_What needs to be done_: Tally the lines that hold the word "from" and reply with that figure only.

_Given information_:
══════════
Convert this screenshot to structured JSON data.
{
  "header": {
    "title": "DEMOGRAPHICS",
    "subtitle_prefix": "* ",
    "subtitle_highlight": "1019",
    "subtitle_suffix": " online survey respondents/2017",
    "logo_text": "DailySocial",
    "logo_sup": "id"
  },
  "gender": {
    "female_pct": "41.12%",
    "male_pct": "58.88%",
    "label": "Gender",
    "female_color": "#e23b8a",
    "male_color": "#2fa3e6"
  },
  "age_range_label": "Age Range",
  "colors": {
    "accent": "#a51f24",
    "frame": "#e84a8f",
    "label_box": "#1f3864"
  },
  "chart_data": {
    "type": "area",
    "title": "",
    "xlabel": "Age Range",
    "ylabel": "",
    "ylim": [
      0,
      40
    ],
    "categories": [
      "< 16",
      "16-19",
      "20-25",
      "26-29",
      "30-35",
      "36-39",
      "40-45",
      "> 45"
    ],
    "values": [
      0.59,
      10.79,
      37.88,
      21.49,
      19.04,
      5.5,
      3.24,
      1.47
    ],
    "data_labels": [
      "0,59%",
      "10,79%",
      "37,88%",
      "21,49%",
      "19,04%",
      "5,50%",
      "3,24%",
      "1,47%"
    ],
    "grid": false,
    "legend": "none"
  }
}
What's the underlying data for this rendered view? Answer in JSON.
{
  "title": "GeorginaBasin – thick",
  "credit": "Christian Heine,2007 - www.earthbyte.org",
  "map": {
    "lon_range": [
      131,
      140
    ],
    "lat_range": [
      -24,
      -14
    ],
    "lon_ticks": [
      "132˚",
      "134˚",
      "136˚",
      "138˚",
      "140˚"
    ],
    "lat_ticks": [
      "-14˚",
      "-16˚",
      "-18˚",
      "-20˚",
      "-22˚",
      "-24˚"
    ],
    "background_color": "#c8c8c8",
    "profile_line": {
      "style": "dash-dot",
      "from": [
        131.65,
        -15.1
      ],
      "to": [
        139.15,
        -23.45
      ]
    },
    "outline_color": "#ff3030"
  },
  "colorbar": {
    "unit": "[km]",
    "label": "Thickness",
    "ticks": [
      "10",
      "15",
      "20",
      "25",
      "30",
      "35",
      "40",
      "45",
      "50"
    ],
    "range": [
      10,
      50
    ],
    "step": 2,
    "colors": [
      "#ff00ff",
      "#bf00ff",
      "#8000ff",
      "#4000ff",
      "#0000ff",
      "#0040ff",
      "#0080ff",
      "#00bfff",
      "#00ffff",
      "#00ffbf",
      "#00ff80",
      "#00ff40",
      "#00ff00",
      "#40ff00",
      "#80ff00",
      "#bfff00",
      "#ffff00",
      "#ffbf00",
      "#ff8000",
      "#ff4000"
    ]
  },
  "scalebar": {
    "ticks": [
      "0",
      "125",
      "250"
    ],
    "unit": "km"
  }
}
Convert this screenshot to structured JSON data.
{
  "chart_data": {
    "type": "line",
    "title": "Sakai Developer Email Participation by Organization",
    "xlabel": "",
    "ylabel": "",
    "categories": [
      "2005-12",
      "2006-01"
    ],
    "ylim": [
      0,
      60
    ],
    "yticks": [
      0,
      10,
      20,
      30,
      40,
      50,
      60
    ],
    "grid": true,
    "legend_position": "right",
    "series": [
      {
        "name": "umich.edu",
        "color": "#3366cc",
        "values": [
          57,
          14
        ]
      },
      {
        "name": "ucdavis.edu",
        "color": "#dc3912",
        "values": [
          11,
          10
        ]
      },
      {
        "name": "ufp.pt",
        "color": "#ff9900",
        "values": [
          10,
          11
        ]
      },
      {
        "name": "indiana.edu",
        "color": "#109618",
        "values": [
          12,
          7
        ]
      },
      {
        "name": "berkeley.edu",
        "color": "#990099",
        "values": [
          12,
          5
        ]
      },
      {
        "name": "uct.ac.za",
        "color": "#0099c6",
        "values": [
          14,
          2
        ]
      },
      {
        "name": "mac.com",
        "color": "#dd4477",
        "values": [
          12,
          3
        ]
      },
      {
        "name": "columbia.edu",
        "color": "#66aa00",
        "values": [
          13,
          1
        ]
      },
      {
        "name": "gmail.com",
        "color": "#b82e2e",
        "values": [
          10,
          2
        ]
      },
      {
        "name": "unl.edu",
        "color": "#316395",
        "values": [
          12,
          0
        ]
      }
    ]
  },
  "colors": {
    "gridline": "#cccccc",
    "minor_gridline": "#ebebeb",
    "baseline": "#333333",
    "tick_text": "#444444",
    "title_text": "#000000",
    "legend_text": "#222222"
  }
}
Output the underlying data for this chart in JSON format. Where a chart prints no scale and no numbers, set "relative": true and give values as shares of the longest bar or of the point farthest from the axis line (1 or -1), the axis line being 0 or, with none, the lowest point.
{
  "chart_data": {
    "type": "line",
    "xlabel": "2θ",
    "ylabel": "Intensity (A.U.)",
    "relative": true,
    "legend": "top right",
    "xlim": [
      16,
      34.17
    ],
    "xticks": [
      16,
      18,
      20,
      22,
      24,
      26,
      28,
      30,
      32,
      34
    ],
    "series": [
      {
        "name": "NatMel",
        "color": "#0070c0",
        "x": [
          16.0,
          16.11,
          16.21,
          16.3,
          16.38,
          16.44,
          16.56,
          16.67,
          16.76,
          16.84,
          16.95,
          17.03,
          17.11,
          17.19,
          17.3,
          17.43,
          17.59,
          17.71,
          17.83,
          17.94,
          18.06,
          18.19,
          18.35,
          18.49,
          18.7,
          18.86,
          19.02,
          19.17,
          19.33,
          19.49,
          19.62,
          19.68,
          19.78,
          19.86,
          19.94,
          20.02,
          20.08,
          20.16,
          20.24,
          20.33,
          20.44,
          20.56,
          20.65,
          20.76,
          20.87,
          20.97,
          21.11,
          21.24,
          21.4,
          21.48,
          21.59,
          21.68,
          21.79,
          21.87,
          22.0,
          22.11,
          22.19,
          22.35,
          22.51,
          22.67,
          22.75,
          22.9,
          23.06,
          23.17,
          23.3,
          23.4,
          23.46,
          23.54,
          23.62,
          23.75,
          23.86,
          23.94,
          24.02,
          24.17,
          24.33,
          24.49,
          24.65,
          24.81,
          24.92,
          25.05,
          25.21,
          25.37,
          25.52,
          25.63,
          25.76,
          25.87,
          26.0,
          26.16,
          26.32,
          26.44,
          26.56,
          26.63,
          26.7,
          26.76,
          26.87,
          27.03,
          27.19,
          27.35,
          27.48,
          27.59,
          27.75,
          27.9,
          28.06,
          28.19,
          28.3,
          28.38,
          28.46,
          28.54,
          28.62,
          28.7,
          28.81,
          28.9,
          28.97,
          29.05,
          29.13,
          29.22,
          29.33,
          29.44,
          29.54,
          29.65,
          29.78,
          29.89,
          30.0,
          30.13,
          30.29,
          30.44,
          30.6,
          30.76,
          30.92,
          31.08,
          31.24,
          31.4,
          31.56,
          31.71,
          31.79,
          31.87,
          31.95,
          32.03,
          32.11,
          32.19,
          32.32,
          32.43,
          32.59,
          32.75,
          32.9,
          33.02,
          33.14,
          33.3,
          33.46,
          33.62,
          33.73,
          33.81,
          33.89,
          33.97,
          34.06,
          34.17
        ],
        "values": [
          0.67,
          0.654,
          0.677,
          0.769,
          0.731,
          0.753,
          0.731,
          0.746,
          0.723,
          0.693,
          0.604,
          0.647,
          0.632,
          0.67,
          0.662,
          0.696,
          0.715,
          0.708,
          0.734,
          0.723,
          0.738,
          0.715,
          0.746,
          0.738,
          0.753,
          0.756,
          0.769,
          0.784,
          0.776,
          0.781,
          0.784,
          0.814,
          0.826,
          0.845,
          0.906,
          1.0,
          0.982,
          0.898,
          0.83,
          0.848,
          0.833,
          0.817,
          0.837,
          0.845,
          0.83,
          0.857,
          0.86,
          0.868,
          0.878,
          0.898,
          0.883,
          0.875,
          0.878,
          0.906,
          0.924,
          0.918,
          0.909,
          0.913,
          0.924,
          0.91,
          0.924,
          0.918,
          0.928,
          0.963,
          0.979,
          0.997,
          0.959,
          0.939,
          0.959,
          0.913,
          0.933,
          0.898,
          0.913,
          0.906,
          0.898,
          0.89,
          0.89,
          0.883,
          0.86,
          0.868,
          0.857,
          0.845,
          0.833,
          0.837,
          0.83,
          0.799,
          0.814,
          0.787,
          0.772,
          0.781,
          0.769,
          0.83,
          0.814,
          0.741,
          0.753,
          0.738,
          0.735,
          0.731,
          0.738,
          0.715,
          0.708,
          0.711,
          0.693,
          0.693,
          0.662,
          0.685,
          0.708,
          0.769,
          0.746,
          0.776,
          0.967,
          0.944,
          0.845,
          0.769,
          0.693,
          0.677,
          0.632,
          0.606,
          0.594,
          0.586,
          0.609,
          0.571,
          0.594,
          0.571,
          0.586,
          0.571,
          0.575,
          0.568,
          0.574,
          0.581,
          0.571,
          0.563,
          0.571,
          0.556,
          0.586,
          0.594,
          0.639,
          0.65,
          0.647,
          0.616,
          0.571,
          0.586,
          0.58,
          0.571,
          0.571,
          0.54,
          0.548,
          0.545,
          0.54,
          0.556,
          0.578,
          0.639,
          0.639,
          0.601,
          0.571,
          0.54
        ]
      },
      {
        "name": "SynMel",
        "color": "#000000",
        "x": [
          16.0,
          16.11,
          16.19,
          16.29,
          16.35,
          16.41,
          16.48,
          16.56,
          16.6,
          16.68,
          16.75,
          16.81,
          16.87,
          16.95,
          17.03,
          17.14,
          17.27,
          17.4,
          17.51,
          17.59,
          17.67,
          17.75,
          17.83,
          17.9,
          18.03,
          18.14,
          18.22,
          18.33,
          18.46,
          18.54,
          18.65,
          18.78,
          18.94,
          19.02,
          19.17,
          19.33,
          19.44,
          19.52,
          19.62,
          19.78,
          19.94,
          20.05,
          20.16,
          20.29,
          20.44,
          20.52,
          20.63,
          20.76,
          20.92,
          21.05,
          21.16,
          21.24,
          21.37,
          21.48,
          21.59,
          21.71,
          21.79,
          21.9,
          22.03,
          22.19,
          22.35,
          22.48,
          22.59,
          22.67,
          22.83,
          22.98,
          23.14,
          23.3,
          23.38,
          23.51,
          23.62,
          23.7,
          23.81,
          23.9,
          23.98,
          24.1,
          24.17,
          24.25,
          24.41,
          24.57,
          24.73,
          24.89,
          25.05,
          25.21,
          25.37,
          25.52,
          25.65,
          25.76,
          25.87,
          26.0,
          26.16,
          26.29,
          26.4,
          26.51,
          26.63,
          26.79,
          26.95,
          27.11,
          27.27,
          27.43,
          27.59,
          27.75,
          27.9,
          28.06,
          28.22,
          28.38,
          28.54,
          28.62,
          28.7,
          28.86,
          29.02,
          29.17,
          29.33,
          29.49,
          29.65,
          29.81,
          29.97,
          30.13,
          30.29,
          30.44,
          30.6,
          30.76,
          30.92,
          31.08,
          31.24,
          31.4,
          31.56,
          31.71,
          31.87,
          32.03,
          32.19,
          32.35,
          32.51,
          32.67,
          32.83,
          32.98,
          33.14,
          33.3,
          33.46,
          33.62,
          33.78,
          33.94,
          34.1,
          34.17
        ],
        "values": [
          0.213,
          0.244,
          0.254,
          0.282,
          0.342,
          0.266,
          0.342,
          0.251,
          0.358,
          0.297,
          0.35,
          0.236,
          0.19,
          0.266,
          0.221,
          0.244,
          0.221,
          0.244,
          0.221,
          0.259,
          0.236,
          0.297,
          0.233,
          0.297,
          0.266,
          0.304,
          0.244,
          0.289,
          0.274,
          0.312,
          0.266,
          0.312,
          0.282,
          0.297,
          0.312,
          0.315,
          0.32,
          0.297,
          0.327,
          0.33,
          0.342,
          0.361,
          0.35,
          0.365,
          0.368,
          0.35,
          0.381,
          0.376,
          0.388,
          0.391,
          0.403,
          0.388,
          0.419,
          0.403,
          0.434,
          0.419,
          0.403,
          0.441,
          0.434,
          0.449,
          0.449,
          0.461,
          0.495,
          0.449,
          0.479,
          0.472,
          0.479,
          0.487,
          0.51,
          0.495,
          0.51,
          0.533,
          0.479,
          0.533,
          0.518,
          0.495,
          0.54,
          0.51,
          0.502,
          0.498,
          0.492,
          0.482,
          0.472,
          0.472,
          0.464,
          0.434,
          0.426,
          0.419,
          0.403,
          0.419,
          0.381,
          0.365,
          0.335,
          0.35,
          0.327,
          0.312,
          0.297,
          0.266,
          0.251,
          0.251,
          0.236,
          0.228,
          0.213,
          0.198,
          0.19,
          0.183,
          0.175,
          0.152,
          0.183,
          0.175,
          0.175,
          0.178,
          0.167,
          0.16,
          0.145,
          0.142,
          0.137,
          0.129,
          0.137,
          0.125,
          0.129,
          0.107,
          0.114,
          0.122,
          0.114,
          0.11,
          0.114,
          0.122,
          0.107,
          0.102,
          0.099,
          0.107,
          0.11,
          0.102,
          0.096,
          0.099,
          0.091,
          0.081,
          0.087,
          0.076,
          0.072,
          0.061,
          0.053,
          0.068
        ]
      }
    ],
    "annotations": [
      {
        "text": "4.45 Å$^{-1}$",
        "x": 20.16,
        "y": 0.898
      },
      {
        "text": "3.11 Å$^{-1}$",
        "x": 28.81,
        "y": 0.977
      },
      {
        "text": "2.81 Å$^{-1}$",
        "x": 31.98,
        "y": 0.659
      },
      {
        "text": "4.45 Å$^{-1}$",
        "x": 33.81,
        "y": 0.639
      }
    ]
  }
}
══════════
_Solution_: 2